What you are asked to do ▸
What is the number of lines in these entries that contain "Antal"? State it alone.

Data provided ▸
::::

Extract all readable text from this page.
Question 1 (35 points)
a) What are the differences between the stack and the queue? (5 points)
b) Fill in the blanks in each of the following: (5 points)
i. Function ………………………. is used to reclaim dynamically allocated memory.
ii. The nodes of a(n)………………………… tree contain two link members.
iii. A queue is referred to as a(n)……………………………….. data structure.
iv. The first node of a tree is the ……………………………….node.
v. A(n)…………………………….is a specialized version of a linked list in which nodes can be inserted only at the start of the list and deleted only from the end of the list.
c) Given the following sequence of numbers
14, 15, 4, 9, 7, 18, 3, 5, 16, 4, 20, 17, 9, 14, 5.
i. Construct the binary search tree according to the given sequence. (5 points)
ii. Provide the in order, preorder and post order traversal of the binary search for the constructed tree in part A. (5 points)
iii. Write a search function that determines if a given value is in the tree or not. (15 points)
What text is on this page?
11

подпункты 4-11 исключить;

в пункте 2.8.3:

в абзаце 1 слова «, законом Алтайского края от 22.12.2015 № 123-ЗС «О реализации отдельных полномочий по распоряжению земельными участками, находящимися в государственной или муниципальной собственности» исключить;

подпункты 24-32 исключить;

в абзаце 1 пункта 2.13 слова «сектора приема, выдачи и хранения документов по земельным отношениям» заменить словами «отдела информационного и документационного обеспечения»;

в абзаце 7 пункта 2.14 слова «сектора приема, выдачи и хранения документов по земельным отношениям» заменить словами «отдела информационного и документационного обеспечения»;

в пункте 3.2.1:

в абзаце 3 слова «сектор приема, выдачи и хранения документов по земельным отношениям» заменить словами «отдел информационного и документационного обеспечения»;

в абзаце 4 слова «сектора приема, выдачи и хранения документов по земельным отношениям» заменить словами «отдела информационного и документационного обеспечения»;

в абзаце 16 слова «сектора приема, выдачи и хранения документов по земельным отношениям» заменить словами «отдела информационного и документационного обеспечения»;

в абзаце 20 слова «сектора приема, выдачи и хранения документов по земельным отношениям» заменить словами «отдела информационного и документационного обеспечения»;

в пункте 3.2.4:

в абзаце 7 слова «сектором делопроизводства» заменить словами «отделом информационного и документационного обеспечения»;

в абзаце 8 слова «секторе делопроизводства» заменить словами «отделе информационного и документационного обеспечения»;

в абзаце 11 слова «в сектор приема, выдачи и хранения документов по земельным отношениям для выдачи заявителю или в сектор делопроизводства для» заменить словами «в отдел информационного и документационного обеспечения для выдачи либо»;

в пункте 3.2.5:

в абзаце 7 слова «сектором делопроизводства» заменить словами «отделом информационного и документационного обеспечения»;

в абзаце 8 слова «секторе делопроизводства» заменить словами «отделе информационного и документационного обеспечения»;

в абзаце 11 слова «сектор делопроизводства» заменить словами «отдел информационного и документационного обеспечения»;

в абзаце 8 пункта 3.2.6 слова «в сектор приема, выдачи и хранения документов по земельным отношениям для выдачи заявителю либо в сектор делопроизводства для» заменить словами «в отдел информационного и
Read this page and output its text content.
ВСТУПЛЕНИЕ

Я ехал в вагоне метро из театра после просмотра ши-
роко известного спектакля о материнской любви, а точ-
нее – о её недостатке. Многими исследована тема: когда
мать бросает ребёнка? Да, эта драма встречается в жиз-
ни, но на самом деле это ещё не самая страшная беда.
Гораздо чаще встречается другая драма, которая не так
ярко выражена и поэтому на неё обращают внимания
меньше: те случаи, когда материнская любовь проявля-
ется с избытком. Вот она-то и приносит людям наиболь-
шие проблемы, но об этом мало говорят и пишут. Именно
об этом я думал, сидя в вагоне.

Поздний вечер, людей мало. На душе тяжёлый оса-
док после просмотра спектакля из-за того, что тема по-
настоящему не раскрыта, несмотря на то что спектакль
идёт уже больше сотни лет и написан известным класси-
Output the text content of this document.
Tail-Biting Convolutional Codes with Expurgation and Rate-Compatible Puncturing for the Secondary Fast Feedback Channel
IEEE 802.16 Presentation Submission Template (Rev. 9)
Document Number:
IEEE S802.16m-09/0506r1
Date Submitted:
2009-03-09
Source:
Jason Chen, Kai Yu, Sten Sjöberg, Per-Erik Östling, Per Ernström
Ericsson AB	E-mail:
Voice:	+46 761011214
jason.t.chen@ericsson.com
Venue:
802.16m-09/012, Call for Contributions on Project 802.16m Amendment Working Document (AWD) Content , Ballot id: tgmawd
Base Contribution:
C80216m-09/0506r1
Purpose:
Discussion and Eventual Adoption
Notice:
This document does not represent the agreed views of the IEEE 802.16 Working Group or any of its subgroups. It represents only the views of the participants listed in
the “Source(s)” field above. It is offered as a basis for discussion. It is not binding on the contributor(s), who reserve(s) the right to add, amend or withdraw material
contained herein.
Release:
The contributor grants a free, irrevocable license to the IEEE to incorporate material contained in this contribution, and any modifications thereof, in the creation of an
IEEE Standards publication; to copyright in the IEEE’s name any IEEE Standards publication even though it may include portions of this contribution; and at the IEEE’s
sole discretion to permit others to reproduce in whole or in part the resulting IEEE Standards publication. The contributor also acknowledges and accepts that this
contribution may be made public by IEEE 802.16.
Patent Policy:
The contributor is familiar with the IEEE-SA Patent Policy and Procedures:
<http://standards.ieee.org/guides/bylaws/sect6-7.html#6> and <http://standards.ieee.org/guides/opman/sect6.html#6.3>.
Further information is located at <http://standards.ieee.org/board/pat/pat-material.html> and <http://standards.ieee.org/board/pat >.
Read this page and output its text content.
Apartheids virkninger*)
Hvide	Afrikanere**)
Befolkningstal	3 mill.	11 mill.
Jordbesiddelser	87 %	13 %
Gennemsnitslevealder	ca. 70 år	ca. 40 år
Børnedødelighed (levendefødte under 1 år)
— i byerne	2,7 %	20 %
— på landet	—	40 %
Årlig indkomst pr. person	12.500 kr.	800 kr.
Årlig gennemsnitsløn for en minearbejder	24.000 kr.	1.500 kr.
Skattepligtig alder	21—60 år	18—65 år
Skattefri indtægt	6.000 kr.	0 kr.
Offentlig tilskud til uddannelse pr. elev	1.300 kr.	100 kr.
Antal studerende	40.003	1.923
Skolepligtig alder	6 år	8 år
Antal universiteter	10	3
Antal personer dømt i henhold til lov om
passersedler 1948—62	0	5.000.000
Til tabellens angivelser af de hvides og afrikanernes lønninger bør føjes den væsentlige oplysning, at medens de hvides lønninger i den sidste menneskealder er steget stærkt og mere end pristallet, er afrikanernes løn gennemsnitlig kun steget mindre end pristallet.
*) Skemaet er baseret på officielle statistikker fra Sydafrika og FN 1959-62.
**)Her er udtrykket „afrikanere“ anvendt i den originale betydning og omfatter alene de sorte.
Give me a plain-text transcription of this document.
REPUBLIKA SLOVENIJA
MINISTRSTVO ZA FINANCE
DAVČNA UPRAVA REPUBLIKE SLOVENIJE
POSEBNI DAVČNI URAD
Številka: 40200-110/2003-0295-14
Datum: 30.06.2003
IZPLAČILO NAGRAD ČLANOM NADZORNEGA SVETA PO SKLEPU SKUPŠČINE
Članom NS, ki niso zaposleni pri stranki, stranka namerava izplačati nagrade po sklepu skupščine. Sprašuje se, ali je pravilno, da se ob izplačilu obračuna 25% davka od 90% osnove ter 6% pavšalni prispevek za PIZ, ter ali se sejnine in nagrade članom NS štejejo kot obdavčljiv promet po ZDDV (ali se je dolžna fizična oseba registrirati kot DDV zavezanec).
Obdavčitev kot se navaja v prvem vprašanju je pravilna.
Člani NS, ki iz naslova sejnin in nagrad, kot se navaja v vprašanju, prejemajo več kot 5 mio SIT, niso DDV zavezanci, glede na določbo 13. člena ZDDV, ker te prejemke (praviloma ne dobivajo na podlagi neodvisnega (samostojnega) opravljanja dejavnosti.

::::

Task response ▸
3